◆ TASK DIRECTIONS ◆
Every record below should be written out exactly; pictures stay out.

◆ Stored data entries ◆
* * *
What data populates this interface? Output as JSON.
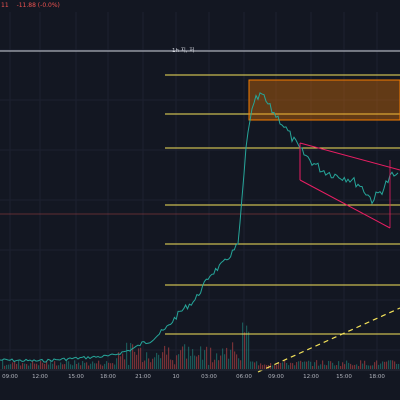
{
  "header": {
    "price_fragment": "11",
    "change": "-11.88 (-0.0",
    "change_suffix": "%)",
    "change_text": "-11.88 (-0.0%)"
  },
  "resistance_label": "1h 지, 저",
  "time_axis": {
    "ticks": [
      "09:00",
      "12:00",
      "15:00",
      "18:00",
      "21:00",
      "10",
      "03:00",
      "06:00",
      "09:00",
      "12:00",
      "15:00",
      "18:00"
    ]
  },
  "colors": {
    "background": "#131722",
    "level_line": "#f5e35a",
    "zone_fill": "#f57c00",
    "trendline": "#e91e63",
    "rising_dash": "#f5e35a",
    "price_line": "#26a69a",
    "header_text": "#ef5350"
  },
  "drawings": {
    "horizontal_levels_count": 8,
    "has_supply_zone": true,
    "has_triangle_pattern": true,
    "has_rising_dashed_trendline": true
  }
}
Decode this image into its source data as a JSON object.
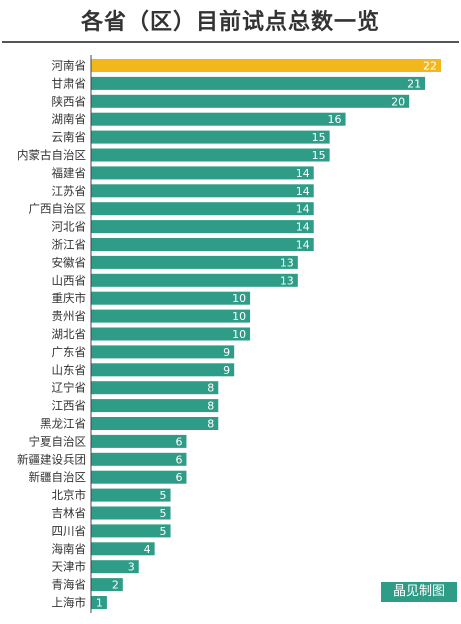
{
  "chart_data": {
    "type": "bar",
    "orientation": "horizontal",
    "title": "各省（区）目前试点总数一览",
    "categories": [
      "河南省",
      "甘肃省",
      "陕西省",
      "湖南省",
      "云南省",
      "内蒙古自治区",
      "福建省",
      "江苏省",
      "广西自治区",
      "河北省",
      "浙江省",
      "安徽省",
      "山西省",
      "重庆市",
      "贵州省",
      "湖北省",
      "广东省",
      "山东省",
      "辽宁省",
      "江西省",
      "黑龙江省",
      "宁夏自治区",
      "新疆建设兵团",
      "新疆自治区",
      "北京市",
      "吉林省",
      "四川省",
      "海南省",
      "天津市",
      "青海省",
      "上海市"
    ],
    "values": [
      22,
      21,
      20,
      16,
      15,
      15,
      14,
      14,
      14,
      14,
      14,
      13,
      13,
      10,
      10,
      10,
      9,
      9,
      8,
      8,
      8,
      6,
      6,
      6,
      5,
      5,
      5,
      4,
      3,
      2,
      1
    ],
    "xlim": [
      0,
      22
    ],
    "highlight_index": 0,
    "colors": {
      "bar": "#2e9c86",
      "highlight": "#f3b71c",
      "axis": "#444444",
      "label": "#333333"
    }
  },
  "watermark": "晶见制图"
}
* * *
◆ EXERCISE RESPONSE ◆
What data populates this interface? Output as JSON.
{
  "header": {
    "price_fragment": "11",
    "change": "-11.88 (-0.0",
    "change_suffix": "%)",
    "change_text": "-11.88 (-0.0%)"
  },
  "resistance_label": "1h 지, 저",
  "time_axis": {
    "ticks": [
      "09:00",
      "12:00",
      "15:00",
      "18:00",
      "21:00",
      "10",
      "03:00",
      "06:00",
      "09:00",
      "12:00",
      "15:00",
      "18:00"
    ]
  },
  "colors": {
    "background": "#131722",
    "level_line": "#f5e35a",
    "zone_fill": "#f57c00",
    "trendline": "#e91e63",
    "rising_dash": "#f5e35a",
    "price_line": "#26a69a",
    "header_text": "#ef5350"
  },
  "drawings": {
    "horizontal_levels_count": 8,
    "has_supply_zone": true,
    "has_triangle_pattern": true,
    "has_rising_dashed_trendline": true
  }
}
Decode this image into its source data as a JSON object.
{
  "chart_data": {
    "type": "bar",
    "orientation": "horizontal",
    "title": "各省（区）目前试点总数一览",
    "categories": [
      "河南省",
      "甘肃省",
      "陕西省",
      "湖南省",
      "云南省",
      "内蒙古自治区",
      "福建省",
      "江苏省",
      "广西自治区",
      "河北省",
      "浙江省",
      "安徽省",
      "山西省",
      "重庆市",
      "贵州省",
      "湖北省",
      "广东省",
      "山东省",
      "辽宁省",
      "江西省",
      "黑龙江省",
      "宁夏自治区",
      "新疆建设兵团",
      "新疆自治区",
      "北京市",
      "吉林省",
      "四川省",
      "海南省",
      "天津市",
      "青海省",
      "上海市"
    ],
    "values": [
      22,
      21,
      20,
      16,
      15,
      15,
      14,
      14,
      14,
      14,
      14,
      13,
      13,
      10,
      10,
      10,
      9,
      9,
      8,
      8,
      8,
      6,
      6,
      6,
      5,
      5,
      5,
      4,
      3,
      2,
      1
    ],
    "xlim": [
      0,
      22
    ],
    "highlight_index": 0,
    "colors": {
      "bar": "#2e9c86",
      "highlight": "#f3b71c",
      "axis": "#444444",
      "label": "#333333"
    }
  },
  "watermark": "晶见制图"
}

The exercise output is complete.